- Task description
The entries below contain pictures. Retype everything except those pictures, exactly as given.

- Extracted material
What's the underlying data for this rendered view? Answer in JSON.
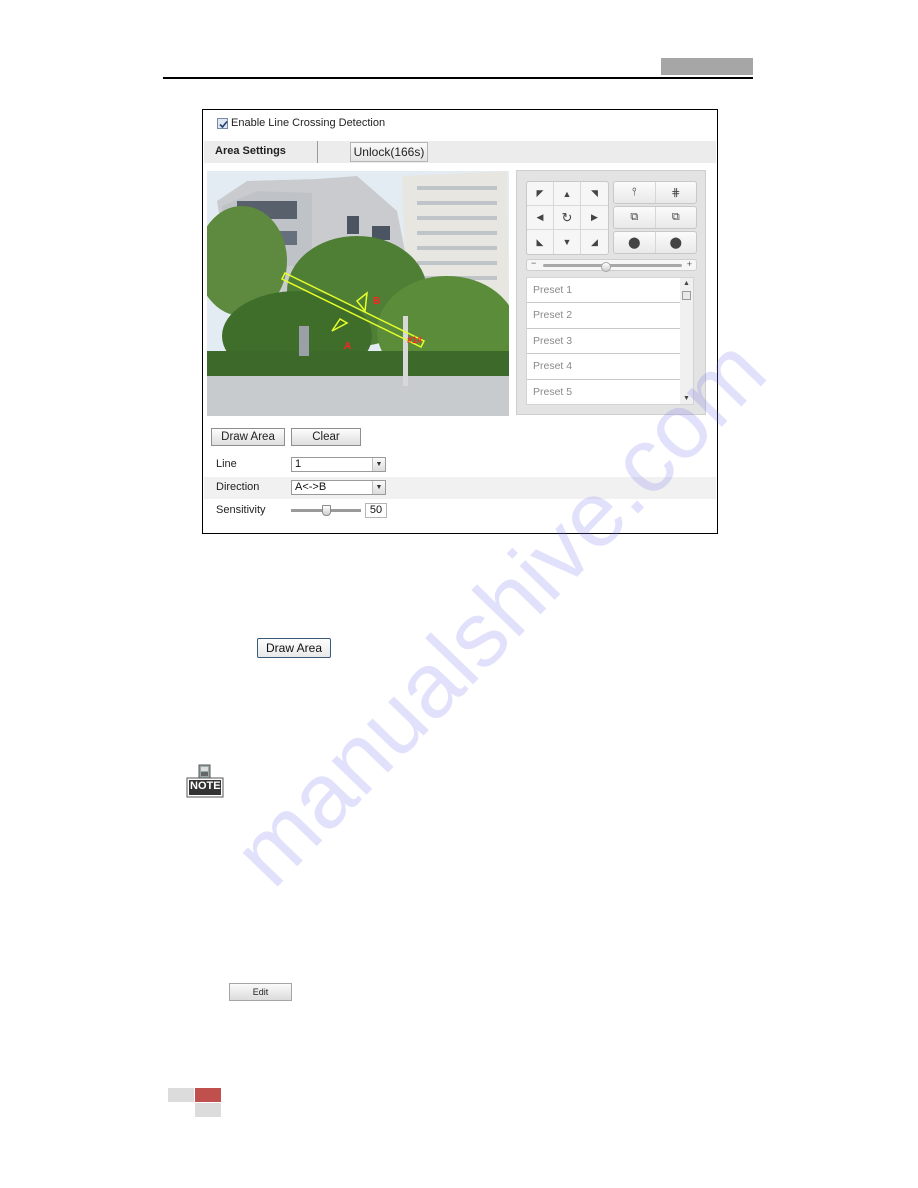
{
  "page": {
    "header_tab_color": "#a6a6a6",
    "footer_accent_color": "#c0504d",
    "watermark": "manualshive.com"
  },
  "ui_screenshot": {
    "enable_checkbox": {
      "label": "Enable Line Crossing Detection",
      "checked": true
    },
    "tabs": {
      "area_settings": "Area Settings",
      "unlock_button": "Unlock(166s)"
    },
    "video_overlay": {
      "label_a": "A",
      "label_b": "B",
      "line_id": "#1#"
    },
    "ptz": {
      "direction_icons": [
        "up-left-arrow-icon",
        "up-arrow-icon",
        "up-right-arrow-icon",
        "left-arrow-icon",
        "auto-pan-icon",
        "right-arrow-icon",
        "down-left-arrow-icon",
        "down-arrow-icon",
        "down-right-arrow-icon"
      ],
      "glyphs": {
        "up_left": "◤",
        "up": "▲",
        "up_right": "◥",
        "left": "◀",
        "auto": "↻",
        "right": "▶",
        "down_left": "◣",
        "down": "▼",
        "down_right": "◢"
      },
      "function_buttons": [
        {
          "name": "zoom-in-icon",
          "glyph": "⫯"
        },
        {
          "name": "zoom-out-icon",
          "glyph": "⋕"
        },
        {
          "name": "focus-near-icon",
          "glyph": "⧉"
        },
        {
          "name": "focus-far-icon",
          "glyph": "⧉"
        },
        {
          "name": "iris-open-icon",
          "glyph": "⬤"
        },
        {
          "name": "iris-close-icon",
          "glyph": "⬤"
        }
      ],
      "speed_slider": {
        "minus": "−",
        "plus": "+",
        "value_fraction": 0.45
      },
      "presets": [
        "Preset 1",
        "Preset 2",
        "Preset 3",
        "Preset 4",
        "Preset 5"
      ],
      "scroll_up": "▲",
      "scroll_down": "▼"
    },
    "buttons": {
      "draw_area": "Draw Area",
      "clear": "Clear"
    },
    "form": {
      "line": {
        "label": "Line",
        "value": "1"
      },
      "direction": {
        "label": "Direction",
        "value": "A<->B"
      },
      "sensitivity": {
        "label": "Sensitivity",
        "value": "50",
        "fraction": 0.5
      },
      "dropdown_arrow": "▼"
    }
  },
  "document": {
    "draw_area_button": "Draw Area",
    "note_icon_text": "NOTE",
    "edit_button": "Edit"
  }
}
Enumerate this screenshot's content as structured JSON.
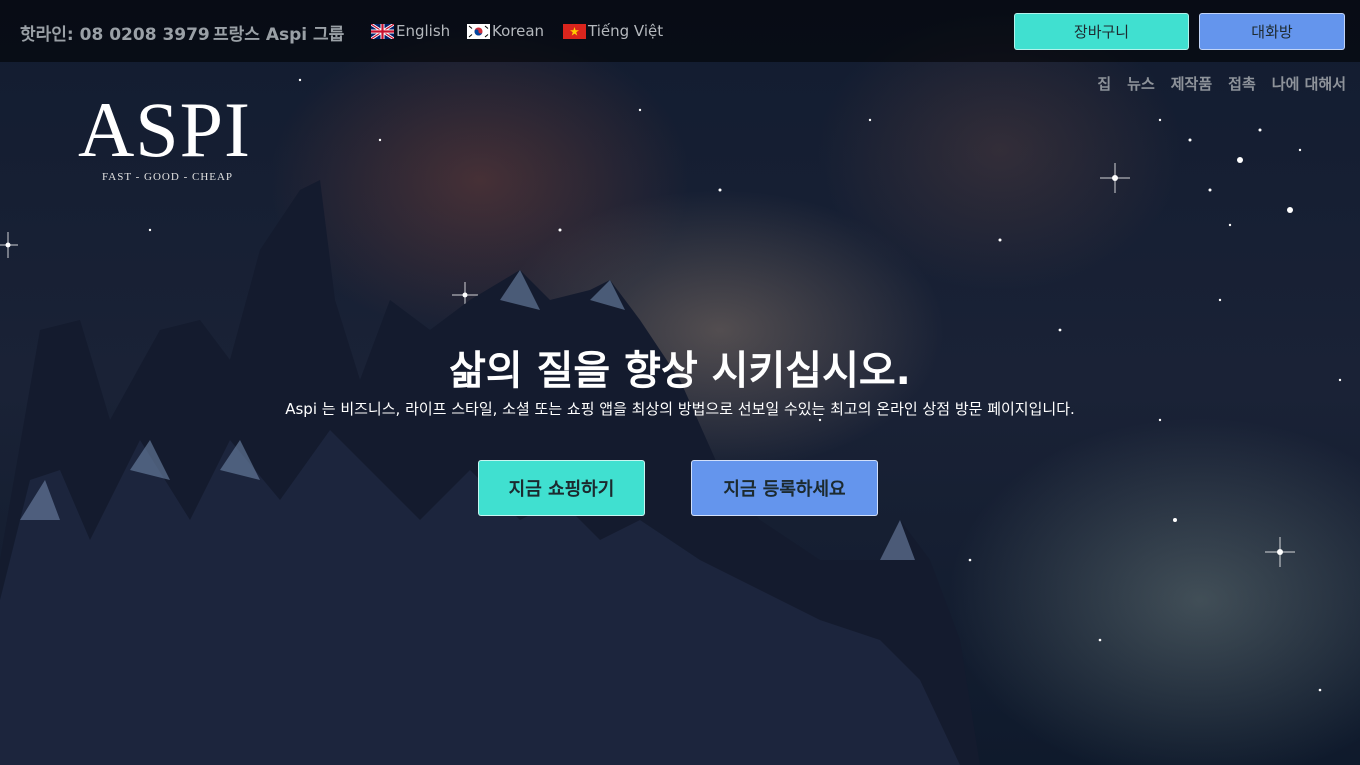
{
  "topbar": {
    "hotline": "핫라인: 08 0208 3979",
    "group": "프랑스 Aspi 그룹",
    "languages": [
      {
        "label": "English",
        "icon": "uk-flag-icon"
      },
      {
        "label": "Korean",
        "icon": "korea-flag-icon"
      },
      {
        "label": "Tiếng Việt",
        "icon": "vietnam-flag-icon"
      }
    ],
    "cart_label": "장바구니",
    "chat_label": "대화방"
  },
  "nav": {
    "items": [
      "집",
      "뉴스",
      "제작품",
      "접촉",
      "나에 대해서"
    ]
  },
  "logo": {
    "text": "ASPI",
    "tagline": "FAST - GOOD - CHEAP"
  },
  "hero": {
    "title": "삶의 질을 향상 시키십시오.",
    "subtitle": "Aspi 는 비즈니스, 라이프 스타일, 소셜 또는 쇼핑 앱을 최상의 방법으로 선보일 수있는 최고의 온라인 상점 방문 페이지입니다.",
    "shop_button": "지금 쇼핑하기",
    "register_button": "지금 등록하세요"
  },
  "colors": {
    "teal": "#40e0d0",
    "blue": "#6495ed"
  }
}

- Written solution
What's the underlying data for this rendered view? Answer in JSON.
{
  "page": {
    "header_tab_color": "#a6a6a6",
    "footer_accent_color": "#c0504d",
    "watermark": "manualshive.com"
  },
  "ui_screenshot": {
    "enable_checkbox": {
      "label": "Enable Line Crossing Detection",
      "checked": true
    },
    "tabs": {
      "area_settings": "Area Settings",
      "unlock_button": "Unlock(166s)"
    },
    "video_overlay": {
      "label_a": "A",
      "label_b": "B",
      "line_id": "#1#"
    },
    "ptz": {
      "direction_icons": [
        "up-left-arrow-icon",
        "up-arrow-icon",
        "up-right-arrow-icon",
        "left-arrow-icon",
        "auto-pan-icon",
        "right-arrow-icon",
        "down-left-arrow-icon",
        "down-arrow-icon",
        "down-right-arrow-icon"
      ],
      "glyphs": {
        "up_left": "◤",
        "up": "▲",
        "up_right": "◥",
        "left": "◀",
        "auto": "↻",
        "right": "▶",
        "down_left": "◣",
        "down": "▼",
        "down_right": "◢"
      },
      "function_buttons": [
        {
          "name": "zoom-in-icon",
          "glyph": "⫯"
        },
        {
          "name": "zoom-out-icon",
          "glyph": "⋕"
        },
        {
          "name": "focus-near-icon",
          "glyph": "⧉"
        },
        {
          "name": "focus-far-icon",
          "glyph": "⧉"
        },
        {
          "name": "iris-open-icon",
          "glyph": "⬤"
        },
        {
          "name": "iris-close-icon",
          "glyph": "⬤"
        }
      ],
      "speed_slider": {
        "minus": "−",
        "plus": "+",
        "value_fraction": 0.45
      },
      "presets": [
        "Preset 1",
        "Preset 2",
        "Preset 3",
        "Preset 4",
        "Preset 5"
      ],
      "scroll_up": "▲",
      "scroll_down": "▼"
    },
    "buttons": {
      "draw_area": "Draw Area",
      "clear": "Clear"
    },
    "form": {
      "line": {
        "label": "Line",
        "value": "1"
      },
      "direction": {
        "label": "Direction",
        "value": "A<->B"
      },
      "sensitivity": {
        "label": "Sensitivity",
        "value": "50",
        "fraction": 0.5
      },
      "dropdown_arrow": "▼"
    }
  },
  "document": {
    "draw_area_button": "Draw Area",
    "note_icon_text": "NOTE",
    "edit_button": "Edit"
  }
}
Enumerate this screenshot's content as structured JSON.
{
  "topbar": {
    "hotline": "핫라인: 08 0208 3979",
    "group": "프랑스 Aspi 그룹",
    "languages": [
      {
        "label": "English",
        "icon": "uk-flag-icon"
      },
      {
        "label": "Korean",
        "icon": "korea-flag-icon"
      },
      {
        "label": "Tiếng Việt",
        "icon": "vietnam-flag-icon"
      }
    ],
    "cart_label": "장바구니",
    "chat_label": "대화방"
  },
  "nav": {
    "items": [
      "집",
      "뉴스",
      "제작품",
      "접촉",
      "나에 대해서"
    ]
  },
  "logo": {
    "text": "ASPI",
    "tagline": "FAST - GOOD - CHEAP"
  },
  "hero": {
    "title": "삶의 질을 향상 시키십시오.",
    "subtitle": "Aspi 는 비즈니스, 라이프 스타일, 소셜 또는 쇼핑 앱을 최상의 방법으로 선보일 수있는 최고의 온라인 상점 방문 페이지입니다.",
    "shop_button": "지금 쇼핑하기",
    "register_button": "지금 등록하세요"
  },
  "colors": {
    "teal": "#40e0d0",
    "blue": "#6495ed"
  }
}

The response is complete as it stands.